| TASK OBJECTIVE |
Below are records; count the lines in them that hold "Ereignis" and give only the count.

# DATA PROVIDED start

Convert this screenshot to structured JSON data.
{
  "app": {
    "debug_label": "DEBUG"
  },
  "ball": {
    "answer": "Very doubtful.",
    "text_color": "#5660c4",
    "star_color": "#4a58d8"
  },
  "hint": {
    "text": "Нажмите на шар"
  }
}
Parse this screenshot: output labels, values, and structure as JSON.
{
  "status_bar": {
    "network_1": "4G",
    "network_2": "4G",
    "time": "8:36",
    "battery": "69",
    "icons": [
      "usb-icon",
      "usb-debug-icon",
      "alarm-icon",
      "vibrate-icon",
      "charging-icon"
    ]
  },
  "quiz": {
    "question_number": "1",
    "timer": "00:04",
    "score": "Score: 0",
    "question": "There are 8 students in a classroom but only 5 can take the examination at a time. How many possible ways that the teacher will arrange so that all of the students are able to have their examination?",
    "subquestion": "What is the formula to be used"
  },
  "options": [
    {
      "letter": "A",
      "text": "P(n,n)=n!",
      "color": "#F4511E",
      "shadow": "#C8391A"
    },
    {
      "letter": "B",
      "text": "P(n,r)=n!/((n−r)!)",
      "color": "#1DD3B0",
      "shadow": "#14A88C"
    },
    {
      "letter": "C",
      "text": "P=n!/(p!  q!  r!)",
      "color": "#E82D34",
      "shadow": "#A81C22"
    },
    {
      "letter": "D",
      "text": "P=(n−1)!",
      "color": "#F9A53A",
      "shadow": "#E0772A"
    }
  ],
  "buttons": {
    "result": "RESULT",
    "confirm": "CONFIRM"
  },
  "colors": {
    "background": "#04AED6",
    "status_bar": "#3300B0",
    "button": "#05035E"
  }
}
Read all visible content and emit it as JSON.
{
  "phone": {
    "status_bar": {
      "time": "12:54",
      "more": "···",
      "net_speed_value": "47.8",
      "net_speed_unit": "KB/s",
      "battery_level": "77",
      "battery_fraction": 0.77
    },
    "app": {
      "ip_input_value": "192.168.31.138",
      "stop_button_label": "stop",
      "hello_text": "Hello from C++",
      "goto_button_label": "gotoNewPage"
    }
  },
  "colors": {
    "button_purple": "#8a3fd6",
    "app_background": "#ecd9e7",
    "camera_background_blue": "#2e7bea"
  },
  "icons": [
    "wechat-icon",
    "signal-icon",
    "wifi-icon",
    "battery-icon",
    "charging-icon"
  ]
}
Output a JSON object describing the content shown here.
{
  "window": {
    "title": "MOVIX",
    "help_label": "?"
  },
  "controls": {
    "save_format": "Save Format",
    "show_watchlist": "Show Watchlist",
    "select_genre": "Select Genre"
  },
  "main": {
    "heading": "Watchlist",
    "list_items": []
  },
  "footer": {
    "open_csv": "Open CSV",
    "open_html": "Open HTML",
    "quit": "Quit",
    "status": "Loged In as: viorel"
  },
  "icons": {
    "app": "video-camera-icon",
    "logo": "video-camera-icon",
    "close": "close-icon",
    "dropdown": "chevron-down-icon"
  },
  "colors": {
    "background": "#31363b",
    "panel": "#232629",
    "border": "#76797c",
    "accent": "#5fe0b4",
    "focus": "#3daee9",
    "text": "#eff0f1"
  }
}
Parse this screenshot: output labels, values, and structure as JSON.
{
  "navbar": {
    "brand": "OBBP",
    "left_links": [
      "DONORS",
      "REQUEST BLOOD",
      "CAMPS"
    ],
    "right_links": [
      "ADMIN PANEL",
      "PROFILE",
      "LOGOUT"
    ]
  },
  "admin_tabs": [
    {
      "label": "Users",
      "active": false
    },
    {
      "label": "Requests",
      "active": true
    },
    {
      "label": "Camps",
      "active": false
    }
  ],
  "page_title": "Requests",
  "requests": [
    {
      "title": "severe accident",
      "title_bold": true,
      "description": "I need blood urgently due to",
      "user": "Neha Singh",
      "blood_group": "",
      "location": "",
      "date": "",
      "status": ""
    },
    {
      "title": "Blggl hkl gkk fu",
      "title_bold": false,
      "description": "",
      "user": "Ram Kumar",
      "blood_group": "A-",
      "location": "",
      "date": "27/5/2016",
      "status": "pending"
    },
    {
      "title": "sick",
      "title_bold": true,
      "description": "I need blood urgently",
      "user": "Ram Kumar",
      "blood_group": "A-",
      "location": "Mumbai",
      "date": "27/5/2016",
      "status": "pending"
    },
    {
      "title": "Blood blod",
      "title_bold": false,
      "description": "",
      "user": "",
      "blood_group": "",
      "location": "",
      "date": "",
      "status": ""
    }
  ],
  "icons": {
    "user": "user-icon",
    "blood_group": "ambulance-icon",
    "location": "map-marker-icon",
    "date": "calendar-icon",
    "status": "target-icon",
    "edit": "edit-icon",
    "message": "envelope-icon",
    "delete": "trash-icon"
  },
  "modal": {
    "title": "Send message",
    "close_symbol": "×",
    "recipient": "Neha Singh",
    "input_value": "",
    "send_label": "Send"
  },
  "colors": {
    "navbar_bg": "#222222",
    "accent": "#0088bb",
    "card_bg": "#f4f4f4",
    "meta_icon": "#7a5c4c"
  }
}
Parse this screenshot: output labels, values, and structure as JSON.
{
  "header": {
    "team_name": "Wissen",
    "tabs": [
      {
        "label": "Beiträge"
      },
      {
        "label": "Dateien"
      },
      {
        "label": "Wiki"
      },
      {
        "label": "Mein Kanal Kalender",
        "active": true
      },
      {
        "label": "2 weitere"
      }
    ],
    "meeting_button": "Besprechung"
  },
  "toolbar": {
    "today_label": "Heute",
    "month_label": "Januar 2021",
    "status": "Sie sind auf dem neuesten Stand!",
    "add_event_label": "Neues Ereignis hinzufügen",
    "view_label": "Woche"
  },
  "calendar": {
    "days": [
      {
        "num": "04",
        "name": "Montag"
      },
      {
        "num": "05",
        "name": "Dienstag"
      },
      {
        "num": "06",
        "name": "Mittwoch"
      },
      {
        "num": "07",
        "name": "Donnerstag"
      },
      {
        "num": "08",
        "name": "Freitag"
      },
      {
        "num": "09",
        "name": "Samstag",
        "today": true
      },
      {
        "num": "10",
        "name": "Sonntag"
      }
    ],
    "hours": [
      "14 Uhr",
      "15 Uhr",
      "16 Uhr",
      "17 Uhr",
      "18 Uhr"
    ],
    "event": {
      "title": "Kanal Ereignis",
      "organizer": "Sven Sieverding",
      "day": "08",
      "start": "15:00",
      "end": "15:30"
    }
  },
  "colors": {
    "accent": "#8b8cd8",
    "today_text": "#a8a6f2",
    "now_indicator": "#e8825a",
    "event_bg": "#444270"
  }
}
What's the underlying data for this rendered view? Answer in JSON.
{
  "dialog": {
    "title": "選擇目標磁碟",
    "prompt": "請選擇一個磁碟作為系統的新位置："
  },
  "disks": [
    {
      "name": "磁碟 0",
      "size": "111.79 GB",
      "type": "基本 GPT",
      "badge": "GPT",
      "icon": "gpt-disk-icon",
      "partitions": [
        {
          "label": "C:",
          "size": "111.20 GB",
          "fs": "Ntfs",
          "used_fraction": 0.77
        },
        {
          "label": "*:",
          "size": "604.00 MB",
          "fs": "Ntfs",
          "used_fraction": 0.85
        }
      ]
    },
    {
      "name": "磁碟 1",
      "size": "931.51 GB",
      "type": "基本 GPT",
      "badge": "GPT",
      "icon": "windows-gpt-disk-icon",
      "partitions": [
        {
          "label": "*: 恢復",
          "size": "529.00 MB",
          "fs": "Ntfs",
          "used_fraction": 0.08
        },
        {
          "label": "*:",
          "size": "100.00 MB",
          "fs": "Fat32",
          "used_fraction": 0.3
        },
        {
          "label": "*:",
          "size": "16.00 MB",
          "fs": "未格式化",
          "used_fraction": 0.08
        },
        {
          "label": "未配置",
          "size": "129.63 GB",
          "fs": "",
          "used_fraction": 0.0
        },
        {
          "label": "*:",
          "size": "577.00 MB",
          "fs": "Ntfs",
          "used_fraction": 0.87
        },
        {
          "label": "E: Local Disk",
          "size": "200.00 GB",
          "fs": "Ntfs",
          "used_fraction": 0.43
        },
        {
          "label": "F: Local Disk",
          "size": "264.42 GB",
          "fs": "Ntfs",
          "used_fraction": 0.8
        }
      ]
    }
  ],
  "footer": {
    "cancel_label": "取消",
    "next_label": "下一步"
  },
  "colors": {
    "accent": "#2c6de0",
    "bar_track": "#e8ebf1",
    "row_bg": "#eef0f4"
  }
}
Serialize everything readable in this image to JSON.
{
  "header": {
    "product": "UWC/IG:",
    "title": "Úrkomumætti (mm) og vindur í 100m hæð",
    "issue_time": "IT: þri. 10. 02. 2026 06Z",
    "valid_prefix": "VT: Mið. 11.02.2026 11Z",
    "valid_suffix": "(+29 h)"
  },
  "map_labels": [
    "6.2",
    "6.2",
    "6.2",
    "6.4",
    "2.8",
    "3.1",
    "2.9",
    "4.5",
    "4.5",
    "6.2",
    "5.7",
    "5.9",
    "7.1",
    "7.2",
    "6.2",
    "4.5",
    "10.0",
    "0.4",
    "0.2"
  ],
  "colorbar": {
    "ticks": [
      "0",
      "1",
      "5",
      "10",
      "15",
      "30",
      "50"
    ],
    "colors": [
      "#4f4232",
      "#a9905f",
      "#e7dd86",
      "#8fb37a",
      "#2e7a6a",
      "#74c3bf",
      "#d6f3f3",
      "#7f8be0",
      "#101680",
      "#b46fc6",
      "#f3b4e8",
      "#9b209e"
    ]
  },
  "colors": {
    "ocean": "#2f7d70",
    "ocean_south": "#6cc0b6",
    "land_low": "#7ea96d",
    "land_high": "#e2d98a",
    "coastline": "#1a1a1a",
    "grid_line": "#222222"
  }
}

# DATA PROVIDED end

| OUTPUT FOR THIS TASK |
2